Task directions: Comb the records below for the string "this" and copy each line where it turns up.

Figure contents as structured data:
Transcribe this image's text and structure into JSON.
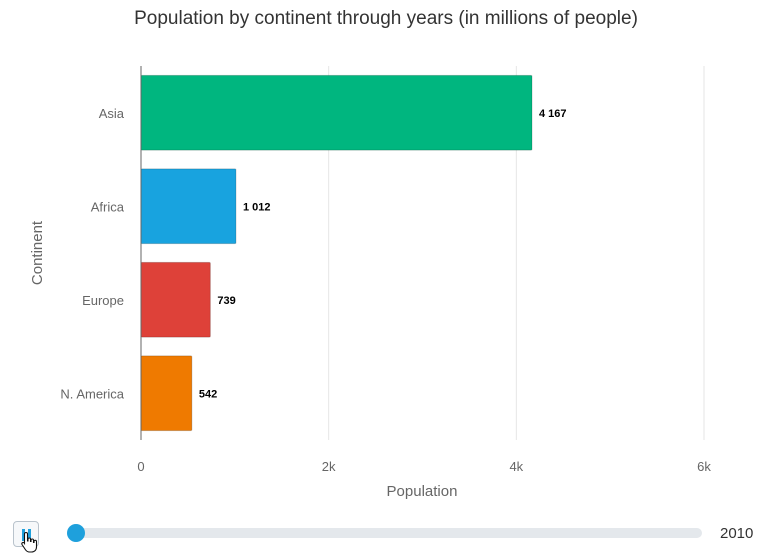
{
  "chart_data": {
    "type": "bar",
    "orientation": "horizontal",
    "title": "Population by continent through years (in millions of people)",
    "xlabel": "Population",
    "ylabel": "Continent",
    "categories": [
      "Asia",
      "Africa",
      "Europe",
      "N. America"
    ],
    "values": [
      4167,
      1012,
      739,
      542
    ],
    "data_labels": [
      "4 167",
      "1 012",
      "739",
      "542"
    ],
    "colors": [
      "#00b67f",
      "#18a3df",
      "#de4139",
      "#ef7a00"
    ],
    "xlim": [
      0,
      6000
    ],
    "x_ticks": [
      0,
      2000,
      4000,
      6000
    ],
    "x_tick_labels": [
      "0",
      "2k",
      "4k",
      "6k"
    ],
    "grid": true,
    "legend": false
  },
  "player": {
    "icon": "pause-icon",
    "year": "2010",
    "progress": 0,
    "accent": "#1ea0dc"
  }
}
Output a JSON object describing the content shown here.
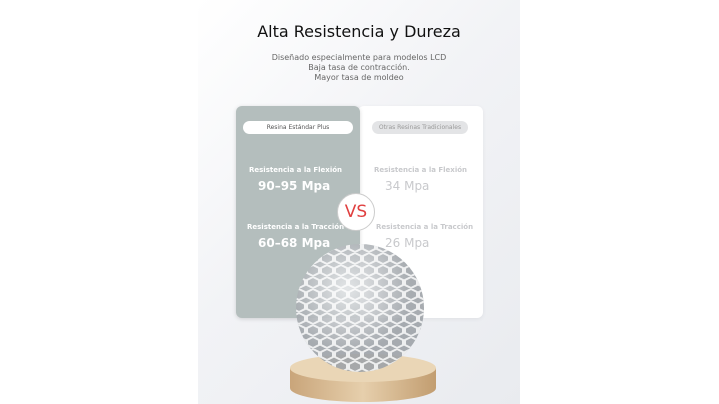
{
  "title": "Alta Resistencia y Dureza",
  "subtitle_lines": [
    "Diseñado especialmente para modelos LCD",
    "Baja tasa de contracción.",
    "Mayor tasa de moldeo"
  ],
  "left": {
    "label": "Resina Estándar Plus",
    "flex_label": "Resistencia a la Flexión",
    "flex_value": "90–95 Mpa",
    "tract_label": "Resistencia a la Tracción",
    "tract_value": "60–68 Mpa",
    "color": "#b4bebd"
  },
  "right": {
    "label": "Otras Resinas Tradicionales",
    "flex_label": "Resistencia a la Flexión",
    "flex_value": "34 Mpa",
    "tract_label": "Resistencia a la Tracción",
    "tract_value": "26 Mpa"
  },
  "vs": "VS",
  "vs_color": "#e04040"
}
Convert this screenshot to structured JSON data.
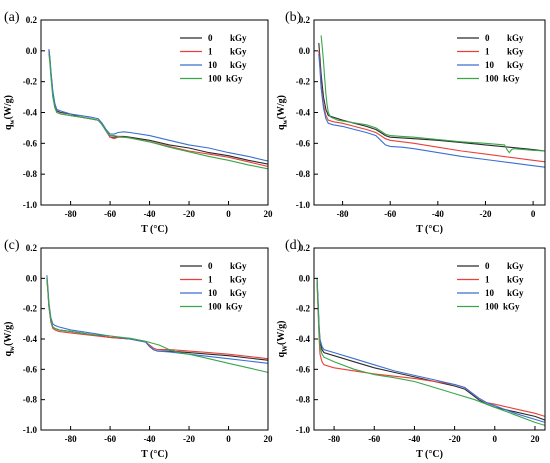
{
  "colors": {
    "0 kGy": "#2b2b2b",
    "1 kGy": "#e8413a",
    "10 kGy": "#3b6fd1",
    "100 kGy": "#3aa64a"
  },
  "chart_data": [
    {
      "panel": "(a)",
      "type": "line",
      "xlabel": "T (°C)",
      "ylabel": "q_w (W/g)",
      "ylabel_main": "q",
      "ylabel_sub": "w",
      "ylabel_rest": "(W/g)",
      "xlim": [
        -95,
        20
      ],
      "ylim": [
        -1.0,
        0.2
      ],
      "xticks": [
        -80,
        -60,
        -40,
        -20,
        0,
        20
      ],
      "xtick_labels": [
        "-80",
        "-60",
        "-40",
        "-20",
        "0",
        "20"
      ],
      "yticks": [
        -1.0,
        -0.8,
        -0.6,
        -0.4,
        -0.2,
        0.0,
        0.2
      ],
      "ytick_labels": [
        "-1.0",
        "-0.8",
        "-0.6",
        "-0.4",
        "-0.2",
        "0.0",
        "0.2"
      ],
      "legend": [
        {
          "dose": "0",
          "unit": "kGy"
        },
        {
          "dose": "1",
          "unit": "kGy"
        },
        {
          "dose": "10",
          "unit": "kGy"
        },
        {
          "dose": "100",
          "unit": "kGy"
        }
      ],
      "series": [
        {
          "name": "0 kGy",
          "color": "#2b2b2b",
          "x": [
            -91,
            -90.5,
            -90,
            -89,
            -88,
            -87,
            -85,
            -80,
            -75,
            -70,
            -66,
            -64,
            -62,
            -60,
            -58,
            -56,
            -53,
            -50,
            -40,
            -30,
            -20,
            -10,
            0,
            10,
            20
          ],
          "y": [
            0.01,
            -0.05,
            -0.14,
            -0.27,
            -0.35,
            -0.39,
            -0.4,
            -0.41,
            -0.43,
            -0.44,
            -0.45,
            -0.48,
            -0.52,
            -0.56,
            -0.56,
            -0.555,
            -0.555,
            -0.56,
            -0.58,
            -0.61,
            -0.63,
            -0.66,
            -0.68,
            -0.71,
            -0.735
          ]
        },
        {
          "name": "1 kGy",
          "color": "#e8413a",
          "x": [
            -91,
            -90.5,
            -90,
            -89,
            -88,
            -87,
            -85,
            -80,
            -75,
            -70,
            -66,
            -64,
            -62,
            -60,
            -58,
            -56,
            -53,
            -50,
            -40,
            -30,
            -20,
            -10,
            0,
            10,
            20
          ],
          "y": [
            0.0,
            -0.06,
            -0.15,
            -0.28,
            -0.36,
            -0.4,
            -0.41,
            -0.42,
            -0.43,
            -0.44,
            -0.45,
            -0.48,
            -0.52,
            -0.56,
            -0.57,
            -0.56,
            -0.56,
            -0.565,
            -0.59,
            -0.62,
            -0.65,
            -0.67,
            -0.69,
            -0.72,
            -0.75
          ]
        },
        {
          "name": "10 kGy",
          "color": "#3b6fd1",
          "x": [
            -91,
            -90.5,
            -90,
            -89,
            -88,
            -87,
            -85,
            -80,
            -75,
            -70,
            -66,
            -64,
            -62,
            -60,
            -58,
            -56,
            -53,
            -50,
            -40,
            -30,
            -20,
            -10,
            0,
            10,
            20
          ],
          "y": [
            0.01,
            -0.05,
            -0.13,
            -0.26,
            -0.34,
            -0.38,
            -0.39,
            -0.41,
            -0.42,
            -0.43,
            -0.44,
            -0.47,
            -0.51,
            -0.54,
            -0.54,
            -0.53,
            -0.525,
            -0.53,
            -0.55,
            -0.58,
            -0.61,
            -0.63,
            -0.66,
            -0.685,
            -0.715
          ]
        },
        {
          "name": "100 kGy",
          "color": "#3aa64a",
          "x": [
            -91,
            -90.5,
            -90,
            -89,
            -88,
            -87,
            -85,
            -80,
            -75,
            -70,
            -66,
            -64,
            -62,
            -60,
            -58,
            -56,
            -53,
            -50,
            -40,
            -30,
            -20,
            -10,
            0,
            10,
            20
          ],
          "y": [
            -0.02,
            -0.08,
            -0.17,
            -0.3,
            -0.37,
            -0.4,
            -0.41,
            -0.42,
            -0.43,
            -0.44,
            -0.45,
            -0.48,
            -0.52,
            -0.55,
            -0.55,
            -0.555,
            -0.56,
            -0.565,
            -0.59,
            -0.625,
            -0.655,
            -0.685,
            -0.71,
            -0.74,
            -0.765
          ]
        }
      ]
    },
    {
      "panel": "(b)",
      "type": "line",
      "xlabel": "T (°C)",
      "ylabel": "q_w (W/g)",
      "ylabel_main": "q",
      "ylabel_sub": "w",
      "ylabel_rest": "(W/g)",
      "xlim": [
        -92,
        5
      ],
      "ylim": [
        -1.0,
        0.2
      ],
      "xticks": [
        -80,
        -60,
        -40,
        -20,
        0
      ],
      "xtick_labels": [
        "-80",
        "-60",
        "-40",
        "-20",
        "0"
      ],
      "yticks": [
        -1.0,
        -0.8,
        -0.6,
        -0.4,
        -0.2,
        0.0,
        0.2
      ],
      "ytick_labels": [
        "-1.0",
        "-0.8",
        "-0.6",
        "-0.4",
        "-0.2",
        "0.0",
        "0.2"
      ],
      "legend": [
        {
          "dose": "0",
          "unit": "kGy"
        },
        {
          "dose": "1",
          "unit": "kGy"
        },
        {
          "dose": "10",
          "unit": "kGy"
        },
        {
          "dose": "100",
          "unit": "kGy"
        }
      ],
      "series": [
        {
          "name": "0 kGy",
          "color": "#2b2b2b",
          "x": [
            -90,
            -89.5,
            -89,
            -88,
            -87,
            -86,
            -84,
            -80,
            -75,
            -70,
            -66,
            -64,
            -62,
            -60,
            -55,
            -50,
            -40,
            -30,
            -20,
            -10,
            0,
            5
          ],
          "y": [
            0.05,
            -0.05,
            -0.15,
            -0.3,
            -0.38,
            -0.42,
            -0.43,
            -0.45,
            -0.47,
            -0.49,
            -0.51,
            -0.53,
            -0.55,
            -0.56,
            -0.565,
            -0.57,
            -0.58,
            -0.595,
            -0.61,
            -0.625,
            -0.64,
            -0.65
          ]
        },
        {
          "name": "1 kGy",
          "color": "#e8413a",
          "x": [
            -90,
            -89.5,
            -89,
            -88,
            -87,
            -86,
            -84,
            -80,
            -75,
            -70,
            -66,
            -64,
            -62,
            -60,
            -55,
            -50,
            -40,
            -30,
            -20,
            -10,
            0,
            5
          ],
          "y": [
            0.0,
            -0.1,
            -0.22,
            -0.35,
            -0.42,
            -0.45,
            -0.46,
            -0.47,
            -0.49,
            -0.51,
            -0.53,
            -0.55,
            -0.57,
            -0.58,
            -0.59,
            -0.6,
            -0.625,
            -0.65,
            -0.67,
            -0.69,
            -0.71,
            -0.72
          ]
        },
        {
          "name": "10 kGy",
          "color": "#3b6fd1",
          "x": [
            -90,
            -89.5,
            -89,
            -88,
            -87,
            -86,
            -84,
            -80,
            -75,
            -70,
            -66,
            -64,
            -62,
            -60,
            -55,
            -50,
            -40,
            -30,
            -20,
            -10,
            0,
            5
          ],
          "y": [
            -0.02,
            -0.12,
            -0.24,
            -0.37,
            -0.44,
            -0.47,
            -0.48,
            -0.49,
            -0.51,
            -0.53,
            -0.55,
            -0.58,
            -0.61,
            -0.62,
            -0.625,
            -0.635,
            -0.66,
            -0.685,
            -0.705,
            -0.725,
            -0.745,
            -0.755
          ]
        },
        {
          "name": "100 kGy",
          "color": "#3aa64a",
          "x": [
            -89,
            -88.5,
            -88,
            -87.5,
            -87,
            -86.5,
            -86,
            -85,
            -82,
            -78,
            -74,
            -70,
            -66,
            -64,
            -62,
            -60,
            -55,
            -50,
            -40,
            -30,
            -20,
            -12,
            -11,
            -10,
            -9,
            -8,
            0,
            5
          ],
          "y": [
            0.1,
            0.02,
            -0.07,
            -0.18,
            -0.28,
            -0.35,
            -0.4,
            -0.43,
            -0.45,
            -0.46,
            -0.47,
            -0.48,
            -0.5,
            -0.52,
            -0.54,
            -0.55,
            -0.555,
            -0.56,
            -0.575,
            -0.59,
            -0.6,
            -0.61,
            -0.64,
            -0.66,
            -0.64,
            -0.635,
            -0.645,
            -0.65
          ]
        }
      ]
    },
    {
      "panel": "(c)",
      "type": "line",
      "xlabel": "T (°C)",
      "ylabel": "q_w (W/g)",
      "ylabel_main": "q",
      "ylabel_sub": "w",
      "ylabel_rest": "(W/g)",
      "xlim": [
        -95,
        20
      ],
      "ylim": [
        -1.0,
        0.2
      ],
      "xticks": [
        -80,
        -60,
        -40,
        -20,
        0,
        20
      ],
      "xtick_labels": [
        "-80",
        "-60",
        "-40",
        "-20",
        "0",
        "20"
      ],
      "yticks": [
        -1.0,
        -0.8,
        -0.6,
        -0.4,
        -0.2,
        0.0,
        0.2
      ],
      "ytick_labels": [
        "-1.0",
        "-0.8",
        "-0.6",
        "-0.4",
        "-0.2",
        "0.0",
        "0.2"
      ],
      "legend": [
        {
          "dose": "0",
          "unit": "kGy"
        },
        {
          "dose": "1",
          "unit": "kGy"
        },
        {
          "dose": "10",
          "unit": "kGy"
        },
        {
          "dose": "100",
          "unit": "kGy"
        }
      ],
      "series": [
        {
          "name": "0 kGy",
          "color": "#2b2b2b",
          "x": [
            -92,
            -91.5,
            -91,
            -90,
            -89,
            -88,
            -86,
            -80,
            -70,
            -60,
            -50,
            -42,
            -40,
            -38,
            -36,
            -30,
            -20,
            -10,
            0,
            10,
            20
          ],
          "y": [
            0.0,
            -0.08,
            -0.18,
            -0.28,
            -0.32,
            -0.33,
            -0.34,
            -0.35,
            -0.37,
            -0.39,
            -0.4,
            -0.42,
            -0.45,
            -0.47,
            -0.48,
            -0.48,
            -0.49,
            -0.5,
            -0.51,
            -0.525,
            -0.54
          ]
        },
        {
          "name": "1 kGy",
          "color": "#e8413a",
          "x": [
            -92,
            -91.5,
            -91,
            -90,
            -89,
            -88,
            -86,
            -80,
            -70,
            -60,
            -50,
            -42,
            -40,
            -38,
            -36,
            -30,
            -20,
            -10,
            0,
            10,
            20
          ],
          "y": [
            -0.01,
            -0.09,
            -0.19,
            -0.29,
            -0.33,
            -0.34,
            -0.35,
            -0.36,
            -0.375,
            -0.39,
            -0.4,
            -0.42,
            -0.44,
            -0.46,
            -0.47,
            -0.47,
            -0.48,
            -0.49,
            -0.5,
            -0.515,
            -0.53
          ]
        },
        {
          "name": "10 kGy",
          "color": "#3b6fd1",
          "x": [
            -92,
            -91.5,
            -91,
            -90,
            -89,
            -88,
            -86,
            -80,
            -70,
            -60,
            -50,
            -42,
            -40,
            -38,
            -36,
            -30,
            -20,
            -10,
            0,
            10,
            20
          ],
          "y": [
            0.02,
            -0.06,
            -0.16,
            -0.26,
            -0.3,
            -0.31,
            -0.32,
            -0.34,
            -0.36,
            -0.38,
            -0.4,
            -0.42,
            -0.45,
            -0.47,
            -0.48,
            -0.485,
            -0.5,
            -0.515,
            -0.53,
            -0.545,
            -0.56
          ]
        },
        {
          "name": "100 kGy",
          "color": "#3aa64a",
          "x": [
            -92,
            -91.5,
            -91,
            -90,
            -89,
            -88,
            -86,
            -80,
            -70,
            -60,
            -50,
            -42,
            -38,
            -35,
            -30,
            -25,
            -20,
            -10,
            0,
            10,
            20
          ],
          "y": [
            0.0,
            -0.08,
            -0.18,
            -0.28,
            -0.32,
            -0.33,
            -0.34,
            -0.35,
            -0.37,
            -0.38,
            -0.395,
            -0.415,
            -0.43,
            -0.44,
            -0.47,
            -0.49,
            -0.5,
            -0.53,
            -0.56,
            -0.59,
            -0.62
          ]
        }
      ]
    },
    {
      "panel": "(d)",
      "type": "line",
      "xlabel": "T (°C)",
      "ylabel": "q_W (W/g)",
      "ylabel_main": "q",
      "ylabel_sub": "W",
      "ylabel_rest": "(W/g)",
      "xlim": [
        -90,
        25
      ],
      "ylim": [
        -1.0,
        0.2
      ],
      "xticks": [
        -80,
        -60,
        -40,
        -20,
        0,
        20
      ],
      "xtick_labels": [
        "-80",
        "-60",
        "-40",
        "-20",
        "0",
        "20"
      ],
      "yticks": [
        -1.0,
        -0.8,
        -0.6,
        -0.4,
        -0.2,
        0.0,
        0.2
      ],
      "ytick_labels": [
        "-1.0",
        "-0.8",
        "-0.6",
        "-0.4",
        "-0.2",
        "0.0",
        "0.2"
      ],
      "legend": [
        {
          "dose": "0",
          "unit": "kGy"
        },
        {
          "dose": "1",
          "unit": "kGy"
        },
        {
          "dose": "10",
          "unit": "kGy"
        },
        {
          "dose": "100",
          "unit": "kGy"
        }
      ],
      "series": [
        {
          "name": "0 kGy",
          "color": "#2b2b2b",
          "x": [
            -88.5,
            -88,
            -87.5,
            -87,
            -86,
            -85,
            -80,
            -70,
            -60,
            -50,
            -40,
            -30,
            -20,
            -15,
            -12,
            -8,
            -4,
            0,
            10,
            20,
            25
          ],
          "y": [
            0.0,
            -0.15,
            -0.32,
            -0.42,
            -0.47,
            -0.49,
            -0.51,
            -0.55,
            -0.59,
            -0.62,
            -0.65,
            -0.68,
            -0.71,
            -0.73,
            -0.76,
            -0.8,
            -0.83,
            -0.85,
            -0.88,
            -0.91,
            -0.935
          ]
        },
        {
          "name": "1 kGy",
          "color": "#e8413a",
          "x": [
            -88.5,
            -88,
            -87.5,
            -87,
            -86,
            -85,
            -80,
            -70,
            -60,
            -50,
            -40,
            -30,
            -20,
            -15,
            -12,
            -8,
            -4,
            0,
            10,
            20,
            25
          ],
          "y": [
            -0.02,
            -0.2,
            -0.38,
            -0.5,
            -0.55,
            -0.57,
            -0.59,
            -0.61,
            -0.63,
            -0.645,
            -0.66,
            -0.68,
            -0.7,
            -0.72,
            -0.75,
            -0.79,
            -0.82,
            -0.83,
            -0.86,
            -0.89,
            -0.91
          ]
        },
        {
          "name": "10 kGy",
          "color": "#3b6fd1",
          "x": [
            -88.5,
            -88,
            -87.5,
            -87,
            -86,
            -85,
            -80,
            -70,
            -60,
            -50,
            -40,
            -30,
            -20,
            -15,
            -12,
            -8,
            -4,
            0,
            10,
            20,
            25
          ],
          "y": [
            0.0,
            -0.13,
            -0.3,
            -0.4,
            -0.45,
            -0.47,
            -0.49,
            -0.53,
            -0.57,
            -0.61,
            -0.64,
            -0.67,
            -0.7,
            -0.72,
            -0.75,
            -0.79,
            -0.82,
            -0.84,
            -0.89,
            -0.93,
            -0.95
          ]
        },
        {
          "name": "100 kGy",
          "color": "#3aa64a",
          "x": [
            -88.5,
            -88,
            -87.5,
            -87,
            -86,
            -85,
            -80,
            -70,
            -60,
            -50,
            -40,
            -30,
            -20,
            -10,
            0,
            10,
            20,
            25
          ],
          "y": [
            -0.01,
            -0.17,
            -0.34,
            -0.45,
            -0.5,
            -0.52,
            -0.55,
            -0.6,
            -0.635,
            -0.655,
            -0.68,
            -0.72,
            -0.76,
            -0.8,
            -0.85,
            -0.9,
            -0.95,
            -0.97
          ]
        }
      ]
    }
  ]
}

Right answer:
Transcribe this image's text and structure into JSON.
Convert this screenshot to structured JSON data.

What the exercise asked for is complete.